Entries shown =>
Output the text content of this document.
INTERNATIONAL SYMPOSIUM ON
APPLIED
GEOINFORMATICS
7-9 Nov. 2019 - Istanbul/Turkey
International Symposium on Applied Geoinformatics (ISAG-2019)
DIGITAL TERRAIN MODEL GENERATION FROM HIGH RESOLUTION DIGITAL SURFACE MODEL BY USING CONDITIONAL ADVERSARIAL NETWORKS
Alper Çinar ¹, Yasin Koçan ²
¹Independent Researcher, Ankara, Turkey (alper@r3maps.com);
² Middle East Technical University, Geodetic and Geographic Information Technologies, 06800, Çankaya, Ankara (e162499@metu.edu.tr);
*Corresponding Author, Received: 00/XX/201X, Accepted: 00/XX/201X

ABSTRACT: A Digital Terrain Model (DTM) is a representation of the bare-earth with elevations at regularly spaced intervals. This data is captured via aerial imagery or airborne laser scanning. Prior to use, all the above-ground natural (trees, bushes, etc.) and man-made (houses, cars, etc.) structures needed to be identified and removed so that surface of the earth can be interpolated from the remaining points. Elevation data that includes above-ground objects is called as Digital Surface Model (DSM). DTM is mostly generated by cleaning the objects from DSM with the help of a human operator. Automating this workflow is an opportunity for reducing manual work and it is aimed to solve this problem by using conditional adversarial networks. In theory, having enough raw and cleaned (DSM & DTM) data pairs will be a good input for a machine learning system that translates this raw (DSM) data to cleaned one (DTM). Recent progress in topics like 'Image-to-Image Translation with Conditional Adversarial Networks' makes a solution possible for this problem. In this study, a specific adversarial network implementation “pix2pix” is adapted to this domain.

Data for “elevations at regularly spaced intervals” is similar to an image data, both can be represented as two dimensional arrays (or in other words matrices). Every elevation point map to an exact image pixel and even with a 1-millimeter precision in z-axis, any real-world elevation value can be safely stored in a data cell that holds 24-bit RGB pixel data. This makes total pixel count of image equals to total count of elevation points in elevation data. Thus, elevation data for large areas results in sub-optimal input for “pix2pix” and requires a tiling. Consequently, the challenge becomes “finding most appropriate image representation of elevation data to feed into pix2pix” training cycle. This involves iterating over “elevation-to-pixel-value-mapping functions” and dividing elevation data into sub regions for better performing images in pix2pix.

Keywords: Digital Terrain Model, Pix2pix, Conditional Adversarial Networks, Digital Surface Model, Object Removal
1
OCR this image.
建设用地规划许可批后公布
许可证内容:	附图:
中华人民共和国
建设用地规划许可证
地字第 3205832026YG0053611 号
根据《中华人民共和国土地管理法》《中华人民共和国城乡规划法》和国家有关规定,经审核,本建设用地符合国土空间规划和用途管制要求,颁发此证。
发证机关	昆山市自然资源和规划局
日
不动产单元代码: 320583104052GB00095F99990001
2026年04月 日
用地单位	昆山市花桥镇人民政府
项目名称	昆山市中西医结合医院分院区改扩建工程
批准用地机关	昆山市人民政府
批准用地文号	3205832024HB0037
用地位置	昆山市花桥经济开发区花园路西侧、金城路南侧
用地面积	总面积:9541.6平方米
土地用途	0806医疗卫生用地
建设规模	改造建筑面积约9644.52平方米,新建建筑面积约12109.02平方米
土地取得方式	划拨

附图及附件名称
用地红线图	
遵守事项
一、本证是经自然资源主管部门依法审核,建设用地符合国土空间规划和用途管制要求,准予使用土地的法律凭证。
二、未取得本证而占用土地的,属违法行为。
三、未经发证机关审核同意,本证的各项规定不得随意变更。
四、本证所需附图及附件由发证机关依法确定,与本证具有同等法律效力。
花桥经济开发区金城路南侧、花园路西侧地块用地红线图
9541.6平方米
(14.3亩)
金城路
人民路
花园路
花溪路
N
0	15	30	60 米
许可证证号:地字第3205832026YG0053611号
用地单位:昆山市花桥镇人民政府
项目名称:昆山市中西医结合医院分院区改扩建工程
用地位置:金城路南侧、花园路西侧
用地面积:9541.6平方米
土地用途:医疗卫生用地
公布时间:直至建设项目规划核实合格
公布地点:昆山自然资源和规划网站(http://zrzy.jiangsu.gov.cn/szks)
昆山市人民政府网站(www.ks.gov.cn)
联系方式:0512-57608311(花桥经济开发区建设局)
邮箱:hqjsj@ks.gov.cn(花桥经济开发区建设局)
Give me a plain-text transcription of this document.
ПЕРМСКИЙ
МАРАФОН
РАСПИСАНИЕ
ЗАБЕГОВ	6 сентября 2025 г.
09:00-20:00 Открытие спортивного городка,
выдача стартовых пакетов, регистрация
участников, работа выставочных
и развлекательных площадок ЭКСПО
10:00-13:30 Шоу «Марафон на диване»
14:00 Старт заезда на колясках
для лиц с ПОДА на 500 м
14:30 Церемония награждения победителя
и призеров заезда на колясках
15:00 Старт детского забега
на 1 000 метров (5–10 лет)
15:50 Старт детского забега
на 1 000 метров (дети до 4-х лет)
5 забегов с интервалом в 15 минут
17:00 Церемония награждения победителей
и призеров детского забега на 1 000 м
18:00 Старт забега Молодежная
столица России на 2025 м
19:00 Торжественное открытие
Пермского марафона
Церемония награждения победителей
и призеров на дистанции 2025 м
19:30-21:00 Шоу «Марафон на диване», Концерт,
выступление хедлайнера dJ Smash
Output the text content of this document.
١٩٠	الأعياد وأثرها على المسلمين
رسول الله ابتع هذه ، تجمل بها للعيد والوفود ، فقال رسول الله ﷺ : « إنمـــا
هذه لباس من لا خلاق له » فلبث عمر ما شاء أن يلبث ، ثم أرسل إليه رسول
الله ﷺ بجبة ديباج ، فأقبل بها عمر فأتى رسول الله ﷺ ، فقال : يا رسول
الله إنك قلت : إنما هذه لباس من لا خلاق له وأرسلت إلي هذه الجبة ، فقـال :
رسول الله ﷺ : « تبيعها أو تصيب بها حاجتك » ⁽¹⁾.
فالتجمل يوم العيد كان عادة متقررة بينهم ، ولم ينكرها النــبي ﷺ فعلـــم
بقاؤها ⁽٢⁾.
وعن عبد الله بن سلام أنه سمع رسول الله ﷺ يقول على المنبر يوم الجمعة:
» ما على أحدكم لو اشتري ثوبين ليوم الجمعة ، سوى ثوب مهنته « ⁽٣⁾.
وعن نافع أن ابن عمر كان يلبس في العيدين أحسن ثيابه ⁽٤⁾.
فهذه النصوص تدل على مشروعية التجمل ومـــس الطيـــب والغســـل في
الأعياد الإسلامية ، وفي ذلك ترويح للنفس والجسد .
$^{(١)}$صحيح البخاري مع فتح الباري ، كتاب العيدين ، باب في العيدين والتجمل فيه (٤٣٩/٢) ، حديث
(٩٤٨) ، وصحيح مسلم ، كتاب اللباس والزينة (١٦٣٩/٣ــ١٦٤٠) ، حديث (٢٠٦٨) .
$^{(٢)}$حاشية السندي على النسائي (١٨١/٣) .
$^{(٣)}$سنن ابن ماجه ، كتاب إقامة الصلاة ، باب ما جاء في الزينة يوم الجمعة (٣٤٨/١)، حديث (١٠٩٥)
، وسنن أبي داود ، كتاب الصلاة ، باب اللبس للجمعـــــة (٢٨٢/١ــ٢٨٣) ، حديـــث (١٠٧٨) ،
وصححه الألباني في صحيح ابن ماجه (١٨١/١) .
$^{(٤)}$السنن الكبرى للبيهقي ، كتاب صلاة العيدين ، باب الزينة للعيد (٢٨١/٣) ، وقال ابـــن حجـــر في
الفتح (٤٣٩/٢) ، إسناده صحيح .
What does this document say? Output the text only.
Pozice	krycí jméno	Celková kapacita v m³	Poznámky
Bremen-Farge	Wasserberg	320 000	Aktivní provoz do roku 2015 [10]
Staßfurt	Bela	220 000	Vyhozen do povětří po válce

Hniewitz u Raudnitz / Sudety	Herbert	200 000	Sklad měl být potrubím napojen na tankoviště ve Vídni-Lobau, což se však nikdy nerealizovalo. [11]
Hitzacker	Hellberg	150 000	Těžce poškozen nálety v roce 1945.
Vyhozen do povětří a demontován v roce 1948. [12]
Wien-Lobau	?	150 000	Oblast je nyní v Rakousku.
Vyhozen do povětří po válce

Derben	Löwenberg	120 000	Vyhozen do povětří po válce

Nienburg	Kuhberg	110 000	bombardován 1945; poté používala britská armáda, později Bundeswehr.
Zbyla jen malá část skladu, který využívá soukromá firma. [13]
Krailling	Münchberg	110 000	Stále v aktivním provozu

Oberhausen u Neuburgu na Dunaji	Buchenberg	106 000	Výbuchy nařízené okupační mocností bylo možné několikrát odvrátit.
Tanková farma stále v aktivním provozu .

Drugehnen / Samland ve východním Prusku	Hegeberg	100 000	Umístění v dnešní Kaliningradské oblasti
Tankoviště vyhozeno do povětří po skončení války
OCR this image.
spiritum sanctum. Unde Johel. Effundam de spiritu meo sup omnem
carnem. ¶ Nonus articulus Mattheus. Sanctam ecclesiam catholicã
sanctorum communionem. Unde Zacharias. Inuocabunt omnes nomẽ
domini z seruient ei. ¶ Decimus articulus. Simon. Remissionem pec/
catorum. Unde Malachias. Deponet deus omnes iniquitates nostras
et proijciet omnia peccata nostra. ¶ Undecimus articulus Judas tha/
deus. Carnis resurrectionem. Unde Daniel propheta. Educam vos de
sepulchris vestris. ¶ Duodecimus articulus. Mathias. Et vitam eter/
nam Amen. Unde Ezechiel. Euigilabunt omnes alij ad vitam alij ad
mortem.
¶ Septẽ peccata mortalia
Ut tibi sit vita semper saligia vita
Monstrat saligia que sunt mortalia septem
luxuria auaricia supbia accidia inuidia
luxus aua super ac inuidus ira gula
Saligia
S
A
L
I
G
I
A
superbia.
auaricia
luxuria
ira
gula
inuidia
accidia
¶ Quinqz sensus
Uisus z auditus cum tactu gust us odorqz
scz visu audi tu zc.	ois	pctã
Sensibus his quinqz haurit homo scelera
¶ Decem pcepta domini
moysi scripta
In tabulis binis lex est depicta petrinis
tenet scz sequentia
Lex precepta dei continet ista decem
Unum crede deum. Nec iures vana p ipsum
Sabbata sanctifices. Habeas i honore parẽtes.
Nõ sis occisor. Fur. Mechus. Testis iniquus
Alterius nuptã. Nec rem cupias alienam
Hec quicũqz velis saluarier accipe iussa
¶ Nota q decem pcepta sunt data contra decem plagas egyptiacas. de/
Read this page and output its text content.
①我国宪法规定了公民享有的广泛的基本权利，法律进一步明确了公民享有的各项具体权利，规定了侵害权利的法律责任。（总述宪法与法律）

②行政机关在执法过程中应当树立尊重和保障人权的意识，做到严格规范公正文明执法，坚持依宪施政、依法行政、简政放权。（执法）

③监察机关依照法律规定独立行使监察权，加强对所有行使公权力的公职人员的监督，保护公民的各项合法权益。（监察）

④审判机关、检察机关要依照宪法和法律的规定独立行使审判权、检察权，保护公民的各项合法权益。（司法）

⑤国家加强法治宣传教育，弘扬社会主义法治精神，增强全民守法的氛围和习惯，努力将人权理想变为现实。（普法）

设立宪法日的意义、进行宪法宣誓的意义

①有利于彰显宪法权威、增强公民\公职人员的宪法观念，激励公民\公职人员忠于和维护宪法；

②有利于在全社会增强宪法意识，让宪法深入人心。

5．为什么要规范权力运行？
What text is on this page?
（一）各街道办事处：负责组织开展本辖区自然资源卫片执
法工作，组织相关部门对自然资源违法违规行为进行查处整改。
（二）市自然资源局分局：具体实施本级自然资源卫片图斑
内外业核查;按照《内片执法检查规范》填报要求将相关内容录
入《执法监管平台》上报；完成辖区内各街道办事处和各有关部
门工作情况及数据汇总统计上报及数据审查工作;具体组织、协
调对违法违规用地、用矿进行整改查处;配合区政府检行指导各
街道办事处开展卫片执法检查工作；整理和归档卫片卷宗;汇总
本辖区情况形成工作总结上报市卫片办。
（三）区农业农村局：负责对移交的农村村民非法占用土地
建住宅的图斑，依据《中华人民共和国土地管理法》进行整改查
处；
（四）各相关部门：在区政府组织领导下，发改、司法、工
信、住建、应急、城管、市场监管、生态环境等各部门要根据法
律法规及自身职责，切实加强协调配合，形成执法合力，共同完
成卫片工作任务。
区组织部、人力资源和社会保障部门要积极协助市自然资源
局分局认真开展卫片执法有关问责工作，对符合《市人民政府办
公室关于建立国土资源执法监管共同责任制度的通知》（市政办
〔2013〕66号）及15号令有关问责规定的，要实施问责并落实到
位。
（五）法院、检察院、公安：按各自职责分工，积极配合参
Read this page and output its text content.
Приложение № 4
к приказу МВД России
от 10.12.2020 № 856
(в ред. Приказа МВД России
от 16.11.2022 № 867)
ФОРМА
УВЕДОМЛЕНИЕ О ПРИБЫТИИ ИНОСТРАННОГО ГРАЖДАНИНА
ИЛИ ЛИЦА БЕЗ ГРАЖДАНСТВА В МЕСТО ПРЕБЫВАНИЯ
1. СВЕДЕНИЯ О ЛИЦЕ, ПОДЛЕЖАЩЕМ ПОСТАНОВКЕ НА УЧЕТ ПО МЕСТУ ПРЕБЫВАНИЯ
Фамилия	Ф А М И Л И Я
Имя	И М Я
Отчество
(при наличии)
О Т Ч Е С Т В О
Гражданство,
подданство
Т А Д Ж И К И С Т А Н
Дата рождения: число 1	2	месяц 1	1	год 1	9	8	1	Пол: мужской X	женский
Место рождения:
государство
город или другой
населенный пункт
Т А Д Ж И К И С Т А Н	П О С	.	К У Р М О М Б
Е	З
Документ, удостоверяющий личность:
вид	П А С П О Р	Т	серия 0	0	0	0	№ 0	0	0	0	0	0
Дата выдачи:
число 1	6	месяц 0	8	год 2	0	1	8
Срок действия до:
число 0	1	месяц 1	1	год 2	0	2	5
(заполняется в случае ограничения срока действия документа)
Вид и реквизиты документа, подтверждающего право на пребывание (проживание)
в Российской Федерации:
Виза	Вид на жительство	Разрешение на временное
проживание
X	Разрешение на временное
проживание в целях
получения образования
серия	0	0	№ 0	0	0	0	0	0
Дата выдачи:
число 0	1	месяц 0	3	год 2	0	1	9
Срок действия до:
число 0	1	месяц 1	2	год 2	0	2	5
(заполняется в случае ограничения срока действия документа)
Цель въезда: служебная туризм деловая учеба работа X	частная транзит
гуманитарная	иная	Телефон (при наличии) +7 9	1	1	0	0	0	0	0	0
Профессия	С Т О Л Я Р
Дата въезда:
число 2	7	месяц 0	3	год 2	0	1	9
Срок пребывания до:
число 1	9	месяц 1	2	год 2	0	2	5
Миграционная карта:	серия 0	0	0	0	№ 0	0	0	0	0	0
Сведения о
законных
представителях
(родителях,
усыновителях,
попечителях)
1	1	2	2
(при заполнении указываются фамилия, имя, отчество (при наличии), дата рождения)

What you have to do => In the listing, find all lines with the string "auaricia" and copy them.

Worked solution =>
luxuria auaricia supbia accidia inuidia
auaricia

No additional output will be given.